--- begin TASK INPUT ---

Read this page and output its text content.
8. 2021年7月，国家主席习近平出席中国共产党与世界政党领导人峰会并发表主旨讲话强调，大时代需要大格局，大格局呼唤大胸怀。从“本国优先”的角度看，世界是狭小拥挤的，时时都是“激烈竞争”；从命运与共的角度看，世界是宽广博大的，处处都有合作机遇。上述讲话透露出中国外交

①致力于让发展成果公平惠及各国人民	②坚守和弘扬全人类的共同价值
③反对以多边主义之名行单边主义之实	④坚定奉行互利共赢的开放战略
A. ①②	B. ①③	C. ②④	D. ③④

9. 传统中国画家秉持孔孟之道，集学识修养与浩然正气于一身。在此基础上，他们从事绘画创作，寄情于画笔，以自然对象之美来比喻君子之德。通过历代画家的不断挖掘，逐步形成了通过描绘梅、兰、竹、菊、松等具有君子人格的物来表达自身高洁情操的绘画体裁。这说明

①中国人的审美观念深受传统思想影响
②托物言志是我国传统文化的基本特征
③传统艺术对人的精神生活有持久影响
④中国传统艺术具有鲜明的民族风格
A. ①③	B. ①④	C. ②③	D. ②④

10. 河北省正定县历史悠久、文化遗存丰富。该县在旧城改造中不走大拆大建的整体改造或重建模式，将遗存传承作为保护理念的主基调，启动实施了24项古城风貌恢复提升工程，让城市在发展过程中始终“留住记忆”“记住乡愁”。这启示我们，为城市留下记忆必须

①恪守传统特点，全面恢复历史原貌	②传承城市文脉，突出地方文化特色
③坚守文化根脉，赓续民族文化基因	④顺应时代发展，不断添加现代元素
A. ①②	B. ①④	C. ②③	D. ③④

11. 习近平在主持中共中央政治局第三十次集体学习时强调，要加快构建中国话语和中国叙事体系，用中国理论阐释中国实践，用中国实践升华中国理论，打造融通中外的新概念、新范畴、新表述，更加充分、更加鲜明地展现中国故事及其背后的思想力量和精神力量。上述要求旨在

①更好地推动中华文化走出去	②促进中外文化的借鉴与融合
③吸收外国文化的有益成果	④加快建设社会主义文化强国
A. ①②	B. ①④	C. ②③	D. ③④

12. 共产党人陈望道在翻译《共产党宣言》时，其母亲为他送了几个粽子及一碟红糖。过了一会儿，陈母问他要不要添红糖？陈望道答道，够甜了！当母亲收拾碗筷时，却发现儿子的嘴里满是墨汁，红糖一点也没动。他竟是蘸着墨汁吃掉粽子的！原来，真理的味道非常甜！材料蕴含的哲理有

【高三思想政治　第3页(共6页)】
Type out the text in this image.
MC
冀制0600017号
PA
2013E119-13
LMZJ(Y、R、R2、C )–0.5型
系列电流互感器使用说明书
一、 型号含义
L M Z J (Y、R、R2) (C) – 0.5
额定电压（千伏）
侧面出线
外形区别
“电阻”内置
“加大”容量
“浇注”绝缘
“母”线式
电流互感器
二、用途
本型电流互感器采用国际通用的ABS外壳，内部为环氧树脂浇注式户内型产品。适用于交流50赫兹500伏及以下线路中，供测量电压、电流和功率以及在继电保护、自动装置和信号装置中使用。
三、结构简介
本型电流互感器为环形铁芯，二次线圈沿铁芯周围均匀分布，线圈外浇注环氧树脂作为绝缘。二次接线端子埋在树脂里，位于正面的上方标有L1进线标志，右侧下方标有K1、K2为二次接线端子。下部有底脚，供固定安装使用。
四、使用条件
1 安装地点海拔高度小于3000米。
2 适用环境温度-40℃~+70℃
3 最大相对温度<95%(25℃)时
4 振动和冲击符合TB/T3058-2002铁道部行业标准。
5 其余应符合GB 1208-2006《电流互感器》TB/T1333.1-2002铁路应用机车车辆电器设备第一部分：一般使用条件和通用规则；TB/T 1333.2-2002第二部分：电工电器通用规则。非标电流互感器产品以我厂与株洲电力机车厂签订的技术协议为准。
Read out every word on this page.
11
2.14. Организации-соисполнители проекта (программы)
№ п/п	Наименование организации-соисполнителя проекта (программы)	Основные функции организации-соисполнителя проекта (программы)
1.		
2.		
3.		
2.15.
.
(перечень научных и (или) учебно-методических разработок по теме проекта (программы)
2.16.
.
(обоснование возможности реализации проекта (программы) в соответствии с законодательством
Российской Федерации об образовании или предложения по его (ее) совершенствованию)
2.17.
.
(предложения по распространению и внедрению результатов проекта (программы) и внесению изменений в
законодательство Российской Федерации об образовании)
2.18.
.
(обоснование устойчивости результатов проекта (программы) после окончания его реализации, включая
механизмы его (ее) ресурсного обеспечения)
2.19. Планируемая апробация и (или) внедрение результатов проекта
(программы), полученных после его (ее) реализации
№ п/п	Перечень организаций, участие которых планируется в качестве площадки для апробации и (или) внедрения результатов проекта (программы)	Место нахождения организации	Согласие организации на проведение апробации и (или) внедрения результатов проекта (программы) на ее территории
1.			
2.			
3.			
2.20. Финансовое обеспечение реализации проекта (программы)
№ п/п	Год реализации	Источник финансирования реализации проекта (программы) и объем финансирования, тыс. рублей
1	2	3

--- end TASK INPUT ---

**SHORT TASK**
Give every line of the material again, exactly as it reads.

**EXERCISE SOLUTION**
Read this page and output its text content.
8. 2021年7月，国家主席习近平出席中国共产党与世界政党领导人峰会并发表主旨讲话强调，大时代需要大格局，大格局呼唤大胸怀。从“本国优先”的角度看，世界是狭小拥挤的，时时都是“激烈竞争”；从命运与共的角度看，世界是宽广博大的，处处都有合作机遇。上述讲话透露出中国外交

①致力于让发展成果公平惠及各国人民	②坚守和弘扬全人类的共同价值
③反对以多边主义之名行单边主义之实	④坚定奉行互利共赢的开放战略
A. ①②	B. ①③	C. ②④	D. ③④

9. 传统中国画家秉持孔孟之道，集学识修养与浩然正气于一身。在此基础上，他们从事绘画创作，寄情于画笔，以自然对象之美来比喻君子之德。通过历代画家的不断挖掘，逐步形成了通过描绘梅、兰、竹、菊、松等具有君子人格的物来表达自身高洁情操的绘画体裁。这说明

①中国人的审美观念深受传统思想影响
②托物言志是我国传统文化的基本特征
③传统艺术对人的精神生活有持久影响
④中国传统艺术具有鲜明的民族风格
A. ①③	B. ①④	C. ②③	D. ②④

10. 河北省正定县历史悠久、文化遗存丰富。该县在旧城改造中不走大拆大建的整体改造或重建模式，将遗存传承作为保护理念的主基调，启动实施了24项古城风貌恢复提升工程，让城市在发展过程中始终“留住记忆”“记住乡愁”。这启示我们，为城市留下记忆必须

①恪守传统特点，全面恢复历史原貌	②传承城市文脉，突出地方文化特色
③坚守文化根脉，赓续民族文化基因	④顺应时代发展，不断添加现代元素
A. ①②	B. ①④	C. ②③	D. ③④

11. 习近平在主持中共中央政治局第三十次集体学习时强调，要加快构建中国话语和中国叙事体系，用中国理论阐释中国实践，用中国实践升华中国理论，打造融通中外的新概念、新范畴、新表述，更加充分、更加鲜明地展现中国故事及其背后的思想力量和精神力量。上述要求旨在

①更好地推动中华文化走出去	②促进中外文化的借鉴与融合
③吸收外国文化的有益成果	④加快建设社会主义文化强国
A. ①②	B. ①④	C. ②③	D. ③④

12. 共产党人陈望道在翻译《共产党宣言》时，其母亲为他送了几个粽子及一碟红糖。过了一会儿，陈母问他要不要添红糖？陈望道答道，够甜了！当母亲收拾碗筷时，却发现儿子的嘴里满是墨汁，红糖一点也没动。他竟是蘸着墨汁吃掉粽子的！原来，真理的味道非常甜！材料蕴含的哲理有

【高三思想政治　第3页(共6页)】
Type out the text in this image.
MC
冀制0600017号
PA
2013E119-13
LMZJ(Y、R、R2、C )–0.5型
系列电流互感器使用说明书
一、 型号含义
L M Z J (Y、R、R2) (C) – 0.5
额定电压（千伏）
侧面出线
外形区别
“电阻”内置
“加大”容量
“浇注”绝缘
“母”线式
电流互感器
二、用途
本型电流互感器采用国际通用的ABS外壳，内部为环氧树脂浇注式户内型产品。适用于交流50赫兹500伏及以下线路中，供测量电压、电流和功率以及在继电保护、自动装置和信号装置中使用。
三、结构简介
本型电流互感器为环形铁芯，二次线圈沿铁芯周围均匀分布，线圈外浇注环氧树脂作为绝缘。二次接线端子埋在树脂里，位于正面的上方标有L1进线标志，右侧下方标有K1、K2为二次接线端子。下部有底脚，供固定安装使用。
四、使用条件
1 安装地点海拔高度小于3000米。
2 适用环境温度-40℃~+70℃
3 最大相对温度<95%(25℃)时
4 振动和冲击符合TB/T3058-2002铁道部行业标准。
5 其余应符合GB 1208-2006《电流互感器》TB/T1333.1-2002铁路应用机车车辆电器设备第一部分：一般使用条件和通用规则；TB/T 1333.2-2002第二部分：电工电器通用规则。非标电流互感器产品以我厂与株洲电力机车厂签订的技术协议为准。
Read out every word on this page.
11
2.14. Организации-соисполнители проекта (программы)
№ п/п	Наименование организации-соисполнителя проекта (программы)	Основные функции организации-соисполнителя проекта (программы)
1.		
2.		
3.		
2.15.
.
(перечень научных и (или) учебно-методических разработок по теме проекта (программы)
2.16.
.
(обоснование возможности реализации проекта (программы) в соответствии с законодательством
Российской Федерации об образовании или предложения по его (ее) совершенствованию)
2.17.
.
(предложения по распространению и внедрению результатов проекта (программы) и внесению изменений в
законодательство Российской Федерации об образовании)
2.18.
.
(обоснование устойчивости результатов проекта (программы) после окончания его реализации, включая
механизмы его (ее) ресурсного обеспечения)
2.19. Планируемая апробация и (или) внедрение результатов проекта
(программы), полученных после его (ее) реализации
№ п/п	Перечень организаций, участие которых планируется в качестве площадки для апробации и (или) внедрения результатов проекта (программы)	Место нахождения организации	Согласие организации на проведение апробации и (или) внедрения результатов проекта (программы) на ее территории
1.			
2.			
3.			
2.20. Финансовое обеспечение реализации проекта (программы)
№ п/п	Год реализации	Источник финансирования реализации проекта (программы) и объем финансирования, тыс. рублей
1	2	3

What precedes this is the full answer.